> **Tareas**:
**1.** Indique con qué dos cosas compara el artículo la tarea de definir la felicidad.
**2.** Resuma el artículo en dos oraciones.

> **Artículo**:
....................
A cada cerdo le llega su San Martín
(refrán español)
felicidad
- f. Estado de ánimo del que disfruta de lo que desea.
Parece estúpido —y lo es— definir la felicidad. Para
mí es igual de tonto —e imposible— que intentar describir el color rojo o el
número siete. La felicidad, el color rojo y el número siete están ahí, a tu
disposición, para usarlos cuando quieras y no para dirimir sobre ellos.
Me parece que los académicos de la Lengua han sido muy
atrevidos definiéndola de una forma tan contundente —y tan poco afortunada. Entre otras cosas,
porque nunca dejamos de desear algo; viene de fábrica por defecto en nuestra
condición de especie elegida. Quiero, quiero, quiero...
Por mucho que los budistas prediquen el no deseo para alcanzar la
felicidad, el mero hecho de querer alcanzarla mediante el
sometimiento sado-maso de su voluntad a no querer lavadora, televisión, casa en
la playa ni coche deportivo, ya es un deseo… Por el mero hecho de eliminar todo
deseo de lo material no te haces feliz (y, perdona, budista, pero eso es
imposible porque aún no somos espíritu puro, y está por ver si lo seremos algún
día).
La ejecución sádica de no desear nada material, quizás te pueda ayudar a no
sentir tanta frustración como sentimos a veces los occidentales y aplacarte los
nervios un poco (muy poco), además de aburrirte muchísimo. Pero la felicidad
—tal como la entendemos los poco espirituales habitantes del llamado primer
mundo—, necesita deseos cumplidos y deseos por cumplir (¡y qué aburrido
no querer tener todo lo que quieres!).
La felicidad tampoco es un estado permanente de
iluminación y euforia al que se llega en Occidente cuando, a los cincuenta o
los sesenta años, has conseguido todo aquello que, por supuesto, te iba a
llevar a ella (terminar la carrera apropiada para forrarte, llevarte la
palmadita de tu padre en la espalda, encontrar el trabajo con el que te forras,
casarte con la mujer o el chico de tus sueños, tener hijos que serán perfectos
y en su día se forrarán, ascender a jefe supremo en tu profesión o Presidente
de la República, comprarte la (segunda) casa de tus sueños en la playa de moda
o en la montaña más alta…). Todos sabemos ya que no es eso.
Todos hemos llegado a algunos, o muchos o todos esos
lugares, y ¡sorpresa!: Allí tampoco estaba la felicidad…
Pero no me niegues que el viaje no ha sido heroico por lo esforzado...
Jooooooo, y no ha servido para nada. Bueno, claro, ahora eres más conocido,
quizás el más importante de tu círculo; te puedes comprar tres coches en vez de
solo uno (para dejar dos en el garaje) y pagar siempre en el restaurante de
lujo… Pero, ¿eres ya feliz para siempre jamás solo por eso? ¿Estás disfrutando
cada minuto de todo lo que tienes y ya no quieres nada más nunca en la vida?
....................
> **Datos proporcionados**:
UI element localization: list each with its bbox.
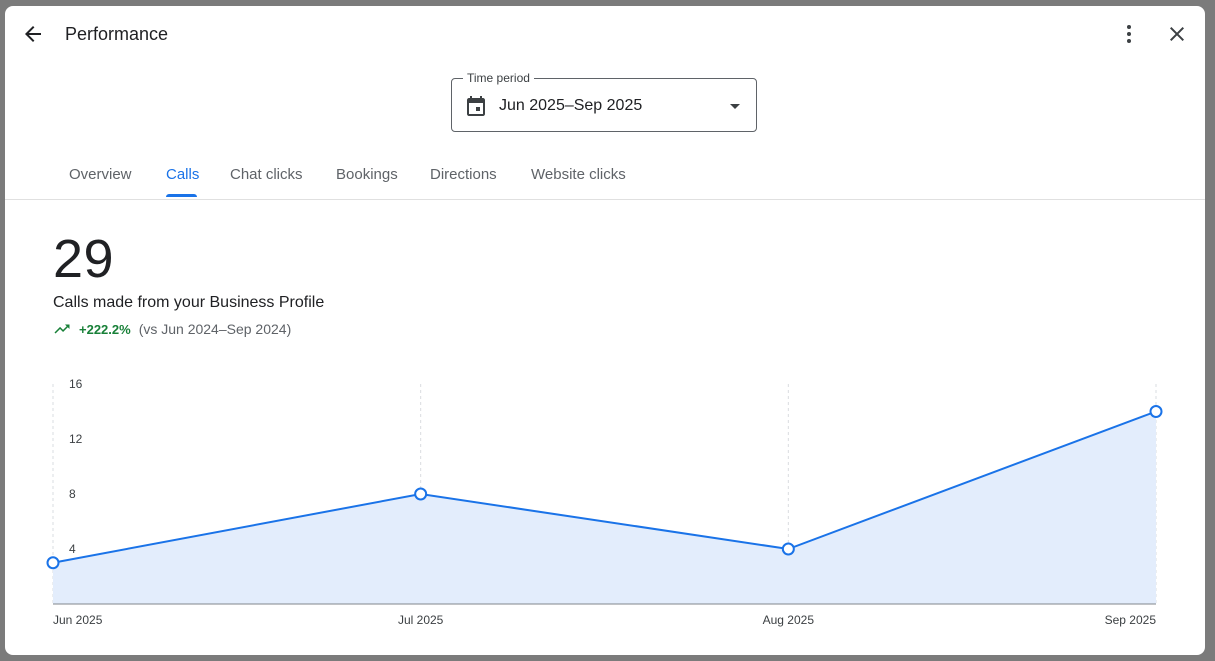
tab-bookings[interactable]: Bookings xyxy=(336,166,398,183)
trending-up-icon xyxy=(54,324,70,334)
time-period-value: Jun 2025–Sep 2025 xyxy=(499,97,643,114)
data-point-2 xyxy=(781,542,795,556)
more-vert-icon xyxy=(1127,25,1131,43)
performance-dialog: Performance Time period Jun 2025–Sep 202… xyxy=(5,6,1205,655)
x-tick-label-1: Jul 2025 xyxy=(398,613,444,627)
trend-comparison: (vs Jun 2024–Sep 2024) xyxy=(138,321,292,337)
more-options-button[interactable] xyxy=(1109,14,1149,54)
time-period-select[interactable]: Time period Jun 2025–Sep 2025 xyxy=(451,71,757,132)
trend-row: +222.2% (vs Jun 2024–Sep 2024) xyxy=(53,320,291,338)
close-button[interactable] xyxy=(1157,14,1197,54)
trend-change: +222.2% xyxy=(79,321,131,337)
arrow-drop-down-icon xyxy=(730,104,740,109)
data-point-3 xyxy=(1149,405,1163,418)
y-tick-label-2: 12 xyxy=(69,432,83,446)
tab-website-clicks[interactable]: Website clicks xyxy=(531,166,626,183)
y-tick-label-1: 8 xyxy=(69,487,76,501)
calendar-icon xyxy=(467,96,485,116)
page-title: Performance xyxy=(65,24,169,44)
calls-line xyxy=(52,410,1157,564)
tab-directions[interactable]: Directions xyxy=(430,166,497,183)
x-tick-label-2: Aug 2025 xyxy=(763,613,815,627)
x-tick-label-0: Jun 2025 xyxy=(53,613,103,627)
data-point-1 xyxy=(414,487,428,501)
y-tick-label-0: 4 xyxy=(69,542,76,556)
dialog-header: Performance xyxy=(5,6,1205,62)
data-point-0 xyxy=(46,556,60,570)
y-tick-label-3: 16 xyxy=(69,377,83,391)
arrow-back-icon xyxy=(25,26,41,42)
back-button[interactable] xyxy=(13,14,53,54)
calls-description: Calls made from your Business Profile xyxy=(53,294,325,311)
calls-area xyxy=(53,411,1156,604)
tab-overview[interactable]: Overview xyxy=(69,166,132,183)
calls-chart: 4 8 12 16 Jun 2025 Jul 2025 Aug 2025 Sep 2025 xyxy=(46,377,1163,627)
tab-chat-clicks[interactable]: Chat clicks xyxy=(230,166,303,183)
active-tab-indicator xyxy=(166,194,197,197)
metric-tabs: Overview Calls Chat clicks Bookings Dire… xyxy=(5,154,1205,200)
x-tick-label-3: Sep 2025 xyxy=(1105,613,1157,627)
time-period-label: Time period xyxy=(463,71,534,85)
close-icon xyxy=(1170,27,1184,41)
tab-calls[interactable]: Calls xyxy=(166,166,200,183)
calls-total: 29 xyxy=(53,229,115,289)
....................
> **Soluciones**:
**1.** Con describir el color rojo o el número siete.

**2.** El artículo sostiene que definir la felicidad es tan tonto como describir el color rojo o el número siete, y considera poco afortunada la definición académica porque nunca dejamos de desear algo. Rechaza tanto la renuncia budista al deseo como la idea occidental de que la felicidad llega al cumplir las grandes metas de la vida, pues al alcanzarlas tampoco estaba allí.